Written task: Give only the number of lines in the data that contain the word "this".
** Start Provided information **
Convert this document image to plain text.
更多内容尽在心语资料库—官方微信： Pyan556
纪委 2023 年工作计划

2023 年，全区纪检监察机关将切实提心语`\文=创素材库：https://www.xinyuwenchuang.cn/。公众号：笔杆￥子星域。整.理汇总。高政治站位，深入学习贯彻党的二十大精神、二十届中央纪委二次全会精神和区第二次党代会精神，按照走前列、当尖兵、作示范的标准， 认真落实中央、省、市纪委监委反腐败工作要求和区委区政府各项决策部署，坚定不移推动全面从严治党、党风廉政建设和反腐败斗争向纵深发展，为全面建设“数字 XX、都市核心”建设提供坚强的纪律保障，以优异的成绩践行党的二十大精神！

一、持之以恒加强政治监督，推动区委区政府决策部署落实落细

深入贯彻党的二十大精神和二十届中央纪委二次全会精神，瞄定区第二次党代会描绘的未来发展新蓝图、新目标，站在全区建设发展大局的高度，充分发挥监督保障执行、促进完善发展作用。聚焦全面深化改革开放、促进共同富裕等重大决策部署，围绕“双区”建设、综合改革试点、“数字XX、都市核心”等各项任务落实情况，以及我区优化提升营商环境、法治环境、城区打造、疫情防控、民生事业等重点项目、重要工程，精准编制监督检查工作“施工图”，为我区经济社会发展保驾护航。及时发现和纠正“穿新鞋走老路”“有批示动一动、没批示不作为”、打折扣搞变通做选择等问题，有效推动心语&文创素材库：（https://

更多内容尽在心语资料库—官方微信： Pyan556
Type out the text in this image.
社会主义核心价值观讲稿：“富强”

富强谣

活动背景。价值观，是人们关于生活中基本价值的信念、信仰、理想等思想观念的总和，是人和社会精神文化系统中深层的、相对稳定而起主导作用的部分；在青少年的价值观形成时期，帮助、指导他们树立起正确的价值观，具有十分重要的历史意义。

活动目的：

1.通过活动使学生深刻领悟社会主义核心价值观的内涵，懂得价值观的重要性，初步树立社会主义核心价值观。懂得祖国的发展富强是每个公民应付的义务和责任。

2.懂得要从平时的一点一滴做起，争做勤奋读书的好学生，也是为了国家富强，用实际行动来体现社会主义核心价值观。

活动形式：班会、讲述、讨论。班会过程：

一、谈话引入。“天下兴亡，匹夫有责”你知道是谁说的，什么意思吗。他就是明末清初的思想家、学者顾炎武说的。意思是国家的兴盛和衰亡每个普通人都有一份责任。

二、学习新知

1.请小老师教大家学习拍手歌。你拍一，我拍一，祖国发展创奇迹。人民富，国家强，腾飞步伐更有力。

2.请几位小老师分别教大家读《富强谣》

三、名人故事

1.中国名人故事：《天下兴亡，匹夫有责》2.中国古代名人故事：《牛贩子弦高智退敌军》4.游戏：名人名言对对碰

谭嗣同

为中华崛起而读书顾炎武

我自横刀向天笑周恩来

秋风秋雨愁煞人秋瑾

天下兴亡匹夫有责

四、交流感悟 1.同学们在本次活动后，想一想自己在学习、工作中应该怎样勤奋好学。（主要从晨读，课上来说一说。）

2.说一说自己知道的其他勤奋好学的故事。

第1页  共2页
** End Provided information **
Task response: 2